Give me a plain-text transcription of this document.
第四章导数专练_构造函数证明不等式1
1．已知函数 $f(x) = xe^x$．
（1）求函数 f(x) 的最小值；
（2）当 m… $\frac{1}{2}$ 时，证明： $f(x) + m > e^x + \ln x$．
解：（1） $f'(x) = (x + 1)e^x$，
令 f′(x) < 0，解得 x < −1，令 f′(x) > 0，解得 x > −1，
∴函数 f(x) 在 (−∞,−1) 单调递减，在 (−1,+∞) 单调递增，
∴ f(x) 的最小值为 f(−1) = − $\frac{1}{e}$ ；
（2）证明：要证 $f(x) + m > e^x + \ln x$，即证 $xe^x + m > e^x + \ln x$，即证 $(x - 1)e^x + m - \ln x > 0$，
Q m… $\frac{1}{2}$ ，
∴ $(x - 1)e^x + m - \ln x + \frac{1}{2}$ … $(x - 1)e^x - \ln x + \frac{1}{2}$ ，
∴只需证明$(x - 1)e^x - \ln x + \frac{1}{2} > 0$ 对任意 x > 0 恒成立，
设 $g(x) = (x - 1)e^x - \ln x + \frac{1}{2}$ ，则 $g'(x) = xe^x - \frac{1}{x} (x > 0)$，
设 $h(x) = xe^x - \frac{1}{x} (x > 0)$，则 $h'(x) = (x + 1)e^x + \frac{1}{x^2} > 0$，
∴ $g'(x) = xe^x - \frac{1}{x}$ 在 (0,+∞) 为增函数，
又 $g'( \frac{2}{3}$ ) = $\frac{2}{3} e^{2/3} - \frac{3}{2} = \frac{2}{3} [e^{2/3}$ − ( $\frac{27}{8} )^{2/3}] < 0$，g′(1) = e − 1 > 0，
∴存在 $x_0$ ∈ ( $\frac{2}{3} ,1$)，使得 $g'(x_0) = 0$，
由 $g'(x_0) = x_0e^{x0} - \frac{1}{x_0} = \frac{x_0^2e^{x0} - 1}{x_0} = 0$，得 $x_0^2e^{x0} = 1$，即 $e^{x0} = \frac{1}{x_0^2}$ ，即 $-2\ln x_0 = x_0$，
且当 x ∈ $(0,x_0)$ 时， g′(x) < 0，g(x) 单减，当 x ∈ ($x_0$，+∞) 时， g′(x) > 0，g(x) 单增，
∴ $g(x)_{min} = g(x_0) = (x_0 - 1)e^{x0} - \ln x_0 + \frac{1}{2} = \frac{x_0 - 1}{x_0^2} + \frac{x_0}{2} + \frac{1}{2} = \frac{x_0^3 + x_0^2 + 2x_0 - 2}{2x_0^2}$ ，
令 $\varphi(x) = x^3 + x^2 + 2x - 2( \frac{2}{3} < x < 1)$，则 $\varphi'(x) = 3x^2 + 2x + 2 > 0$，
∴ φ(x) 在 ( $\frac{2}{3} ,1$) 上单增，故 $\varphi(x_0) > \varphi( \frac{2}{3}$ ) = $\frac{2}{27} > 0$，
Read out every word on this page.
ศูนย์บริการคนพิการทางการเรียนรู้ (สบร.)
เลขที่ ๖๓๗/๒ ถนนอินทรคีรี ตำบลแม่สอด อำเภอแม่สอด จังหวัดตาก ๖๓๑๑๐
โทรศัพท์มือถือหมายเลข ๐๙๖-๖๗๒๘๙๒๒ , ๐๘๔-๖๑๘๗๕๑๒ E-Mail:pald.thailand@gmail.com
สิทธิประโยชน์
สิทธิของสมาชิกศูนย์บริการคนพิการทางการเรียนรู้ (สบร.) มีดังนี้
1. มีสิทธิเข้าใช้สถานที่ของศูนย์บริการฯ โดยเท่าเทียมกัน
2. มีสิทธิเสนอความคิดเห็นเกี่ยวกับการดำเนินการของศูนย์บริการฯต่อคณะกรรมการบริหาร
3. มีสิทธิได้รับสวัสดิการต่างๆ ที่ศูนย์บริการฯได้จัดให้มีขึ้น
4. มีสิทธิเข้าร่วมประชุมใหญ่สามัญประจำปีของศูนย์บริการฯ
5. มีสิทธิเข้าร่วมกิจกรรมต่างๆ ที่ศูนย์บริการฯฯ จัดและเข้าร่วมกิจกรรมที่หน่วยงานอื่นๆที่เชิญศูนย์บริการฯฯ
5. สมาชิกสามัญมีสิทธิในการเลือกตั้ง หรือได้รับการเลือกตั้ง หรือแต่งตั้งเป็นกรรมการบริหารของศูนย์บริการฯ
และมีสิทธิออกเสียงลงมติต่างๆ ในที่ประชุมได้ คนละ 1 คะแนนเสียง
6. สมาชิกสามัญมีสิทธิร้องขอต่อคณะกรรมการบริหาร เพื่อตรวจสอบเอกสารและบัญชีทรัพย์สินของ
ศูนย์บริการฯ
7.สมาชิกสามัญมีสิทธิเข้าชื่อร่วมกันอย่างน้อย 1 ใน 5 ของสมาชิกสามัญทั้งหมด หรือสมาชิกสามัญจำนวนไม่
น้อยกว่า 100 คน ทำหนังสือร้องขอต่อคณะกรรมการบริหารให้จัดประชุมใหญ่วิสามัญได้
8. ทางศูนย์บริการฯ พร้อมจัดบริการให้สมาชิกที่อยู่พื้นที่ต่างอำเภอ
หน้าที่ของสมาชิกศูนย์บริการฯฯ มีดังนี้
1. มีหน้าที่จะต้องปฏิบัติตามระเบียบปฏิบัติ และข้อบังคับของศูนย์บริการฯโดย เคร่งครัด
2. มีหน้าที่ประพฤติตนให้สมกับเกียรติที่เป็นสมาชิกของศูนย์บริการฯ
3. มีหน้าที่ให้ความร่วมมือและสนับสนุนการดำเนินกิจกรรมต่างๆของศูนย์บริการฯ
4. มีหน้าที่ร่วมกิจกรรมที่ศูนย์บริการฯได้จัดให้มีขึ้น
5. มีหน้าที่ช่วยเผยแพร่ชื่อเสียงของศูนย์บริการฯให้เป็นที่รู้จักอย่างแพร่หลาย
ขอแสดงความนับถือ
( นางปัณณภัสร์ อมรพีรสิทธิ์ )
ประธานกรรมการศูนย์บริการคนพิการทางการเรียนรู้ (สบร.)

========

Go through the records above and retype each one exactly.

Solution:
Give me a plain-text transcription of this document.
第四章导数专练_构造函数证明不等式1
1．已知函数 $f(x) = xe^x$．
（1）求函数 f(x) 的最小值；
（2）当 m… $\frac{1}{2}$ 时，证明： $f(x) + m > e^x + \ln x$．
解：（1） $f'(x) = (x + 1)e^x$，
令 f′(x) < 0，解得 x < −1，令 f′(x) > 0，解得 x > −1，
∴函数 f(x) 在 (−∞,−1) 单调递减，在 (−1,+∞) 单调递增，
∴ f(x) 的最小值为 f(−1) = − $\frac{1}{e}$ ；
（2）证明：要证 $f(x) + m > e^x + \ln x$，即证 $xe^x + m > e^x + \ln x$，即证 $(x - 1)e^x + m - \ln x > 0$，
Q m… $\frac{1}{2}$ ，
∴ $(x - 1)e^x + m - \ln x + \frac{1}{2}$ … $(x - 1)e^x - \ln x + \frac{1}{2}$ ，
∴只需证明$(x - 1)e^x - \ln x + \frac{1}{2} > 0$ 对任意 x > 0 恒成立，
设 $g(x) = (x - 1)e^x - \ln x + \frac{1}{2}$ ，则 $g'(x) = xe^x - \frac{1}{x} (x > 0)$，
设 $h(x) = xe^x - \frac{1}{x} (x > 0)$，则 $h'(x) = (x + 1)e^x + \frac{1}{x^2} > 0$，
∴ $g'(x) = xe^x - \frac{1}{x}$ 在 (0,+∞) 为增函数，
又 $g'( \frac{2}{3}$ ) = $\frac{2}{3} e^{2/3} - \frac{3}{2} = \frac{2}{3} [e^{2/3}$ − ( $\frac{27}{8} )^{2/3}] < 0$，g′(1) = e − 1 > 0，
∴存在 $x_0$ ∈ ( $\frac{2}{3} ,1$)，使得 $g'(x_0) = 0$，
由 $g'(x_0) = x_0e^{x0} - \frac{1}{x_0} = \frac{x_0^2e^{x0} - 1}{x_0} = 0$，得 $x_0^2e^{x0} = 1$，即 $e^{x0} = \frac{1}{x_0^2}$ ，即 $-2\ln x_0 = x_0$，
且当 x ∈ $(0,x_0)$ 时， g′(x) < 0，g(x) 单减，当 x ∈ ($x_0$，+∞) 时， g′(x) > 0，g(x) 单增，
∴ $g(x)_{min} = g(x_0) = (x_0 - 1)e^{x0} - \ln x_0 + \frac{1}{2} = \frac{x_0 - 1}{x_0^2} + \frac{x_0}{2} + \frac{1}{2} = \frac{x_0^3 + x_0^2 + 2x_0 - 2}{2x_0^2}$ ，
令 $\varphi(x) = x^3 + x^2 + 2x - 2( \frac{2}{3} < x < 1)$，则 $\varphi'(x) = 3x^2 + 2x + 2 > 0$，
∴ φ(x) 在 ( $\frac{2}{3} ,1$) 上单增，故 $\varphi(x_0) > \varphi( \frac{2}{3}$ ) = $\frac{2}{27} > 0$，
Read out every word on this page.
ศูนย์บริการคนพิการทางการเรียนรู้ (สบร.)
เลขที่ ๖๓๗/๒ ถนนอินทรคีรี ตำบลแม่สอด อำเภอแม่สอด จังหวัดตาก ๖๓๑๑๐
โทรศัพท์มือถือหมายเลข ๐๙๖-๖๗๒๘๙๒๒ , ๐๘๔-๖๑๘๗๕๑๒ E-Mail:pald.thailand@gmail.com
สิทธิประโยชน์
สิทธิของสมาชิกศูนย์บริการคนพิการทางการเรียนรู้ (สบร.) มีดังนี้
1. มีสิทธิเข้าใช้สถานที่ของศูนย์บริการฯ โดยเท่าเทียมกัน
2. มีสิทธิเสนอความคิดเห็นเกี่ยวกับการดำเนินการของศูนย์บริการฯต่อคณะกรรมการบริหาร
3. มีสิทธิได้รับสวัสดิการต่างๆ ที่ศูนย์บริการฯได้จัดให้มีขึ้น
4. มีสิทธิเข้าร่วมประชุมใหญ่สามัญประจำปีของศูนย์บริการฯ
5. มีสิทธิเข้าร่วมกิจกรรมต่างๆ ที่ศูนย์บริการฯฯ จัดและเข้าร่วมกิจกรรมที่หน่วยงานอื่นๆที่เชิญศูนย์บริการฯฯ
5. สมาชิกสามัญมีสิทธิในการเลือกตั้ง หรือได้รับการเลือกตั้ง หรือแต่งตั้งเป็นกรรมการบริหารของศูนย์บริการฯ
และมีสิทธิออกเสียงลงมติต่างๆ ในที่ประชุมได้ คนละ 1 คะแนนเสียง
6. สมาชิกสามัญมีสิทธิร้องขอต่อคณะกรรมการบริหาร เพื่อตรวจสอบเอกสารและบัญชีทรัพย์สินของ
ศูนย์บริการฯ
7.สมาชิกสามัญมีสิทธิเข้าชื่อร่วมกันอย่างน้อย 1 ใน 5 ของสมาชิกสามัญทั้งหมด หรือสมาชิกสามัญจำนวนไม่
น้อยกว่า 100 คน ทำหนังสือร้องขอต่อคณะกรรมการบริหารให้จัดประชุมใหญ่วิสามัญได้
8. ทางศูนย์บริการฯ พร้อมจัดบริการให้สมาชิกที่อยู่พื้นที่ต่างอำเภอ
หน้าที่ของสมาชิกศูนย์บริการฯฯ มีดังนี้
1. มีหน้าที่จะต้องปฏิบัติตามระเบียบปฏิบัติ และข้อบังคับของศูนย์บริการฯโดย เคร่งครัด
2. มีหน้าที่ประพฤติตนให้สมกับเกียรติที่เป็นสมาชิกของศูนย์บริการฯ
3. มีหน้าที่ให้ความร่วมมือและสนับสนุนการดำเนินกิจกรรมต่างๆของศูนย์บริการฯ
4. มีหน้าที่ร่วมกิจกรรมที่ศูนย์บริการฯได้จัดให้มีขึ้น
5. มีหน้าที่ช่วยเผยแพร่ชื่อเสียงของศูนย์บริการฯให้เป็นที่รู้จักอย่างแพร่หลาย
ขอแสดงความนับถือ
( นางปัณณภัสร์ อมรพีรสิทธิ์ )
ประธานกรรมการศูนย์บริการคนพิการทางการเรียนรู้ (สบร.)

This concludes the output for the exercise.